• _ENTRIES PROVIDED_
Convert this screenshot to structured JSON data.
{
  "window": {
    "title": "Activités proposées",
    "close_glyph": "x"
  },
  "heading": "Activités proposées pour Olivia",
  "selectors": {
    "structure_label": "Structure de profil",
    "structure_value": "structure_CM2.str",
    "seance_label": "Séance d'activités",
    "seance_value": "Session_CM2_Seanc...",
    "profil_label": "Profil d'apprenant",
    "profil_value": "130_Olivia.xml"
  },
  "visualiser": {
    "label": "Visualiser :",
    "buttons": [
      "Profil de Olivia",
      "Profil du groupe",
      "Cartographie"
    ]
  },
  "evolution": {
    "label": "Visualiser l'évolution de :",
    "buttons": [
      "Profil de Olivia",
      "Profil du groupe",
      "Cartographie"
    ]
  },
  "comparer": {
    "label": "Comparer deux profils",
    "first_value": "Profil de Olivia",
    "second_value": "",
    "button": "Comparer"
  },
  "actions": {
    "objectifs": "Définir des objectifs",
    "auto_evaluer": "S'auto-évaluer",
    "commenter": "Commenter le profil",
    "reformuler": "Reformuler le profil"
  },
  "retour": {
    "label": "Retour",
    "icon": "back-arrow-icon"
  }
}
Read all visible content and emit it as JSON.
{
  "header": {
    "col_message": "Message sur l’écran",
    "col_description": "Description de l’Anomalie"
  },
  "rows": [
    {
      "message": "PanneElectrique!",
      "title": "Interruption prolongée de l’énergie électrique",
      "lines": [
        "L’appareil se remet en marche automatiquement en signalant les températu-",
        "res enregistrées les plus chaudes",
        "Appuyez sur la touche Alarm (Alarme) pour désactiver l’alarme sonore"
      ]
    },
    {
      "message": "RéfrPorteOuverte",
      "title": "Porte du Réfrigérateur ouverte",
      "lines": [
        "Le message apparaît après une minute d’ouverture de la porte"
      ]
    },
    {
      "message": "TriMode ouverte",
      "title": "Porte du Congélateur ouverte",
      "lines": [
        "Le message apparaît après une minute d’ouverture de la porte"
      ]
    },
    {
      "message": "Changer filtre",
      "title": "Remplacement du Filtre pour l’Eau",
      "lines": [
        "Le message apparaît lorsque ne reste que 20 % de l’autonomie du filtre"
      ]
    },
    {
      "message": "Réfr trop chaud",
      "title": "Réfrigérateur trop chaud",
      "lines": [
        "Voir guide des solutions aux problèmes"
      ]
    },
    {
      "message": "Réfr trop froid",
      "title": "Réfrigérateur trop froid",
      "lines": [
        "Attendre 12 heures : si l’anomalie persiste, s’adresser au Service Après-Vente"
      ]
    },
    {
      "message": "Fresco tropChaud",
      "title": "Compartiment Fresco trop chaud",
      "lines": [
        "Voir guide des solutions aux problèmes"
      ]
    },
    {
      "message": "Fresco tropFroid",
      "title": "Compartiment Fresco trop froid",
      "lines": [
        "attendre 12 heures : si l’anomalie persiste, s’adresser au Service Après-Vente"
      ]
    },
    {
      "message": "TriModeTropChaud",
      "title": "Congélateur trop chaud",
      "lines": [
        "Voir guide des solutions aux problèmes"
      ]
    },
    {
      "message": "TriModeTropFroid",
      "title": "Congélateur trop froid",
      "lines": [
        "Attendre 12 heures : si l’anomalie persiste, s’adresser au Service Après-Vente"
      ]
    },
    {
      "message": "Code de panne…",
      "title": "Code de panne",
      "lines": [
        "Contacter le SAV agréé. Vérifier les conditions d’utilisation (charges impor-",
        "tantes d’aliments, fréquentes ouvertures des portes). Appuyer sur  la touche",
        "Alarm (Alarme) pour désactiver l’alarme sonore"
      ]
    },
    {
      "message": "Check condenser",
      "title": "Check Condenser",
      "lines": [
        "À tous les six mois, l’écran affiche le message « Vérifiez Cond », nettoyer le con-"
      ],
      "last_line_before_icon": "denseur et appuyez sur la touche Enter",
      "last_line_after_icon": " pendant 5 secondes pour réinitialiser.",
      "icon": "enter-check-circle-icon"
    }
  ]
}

• _SHORT TASK_
Going through the entries above, report how many lines include the string "touche". The number alone is the answer.

• _ANSWER FOR THE TASK_
3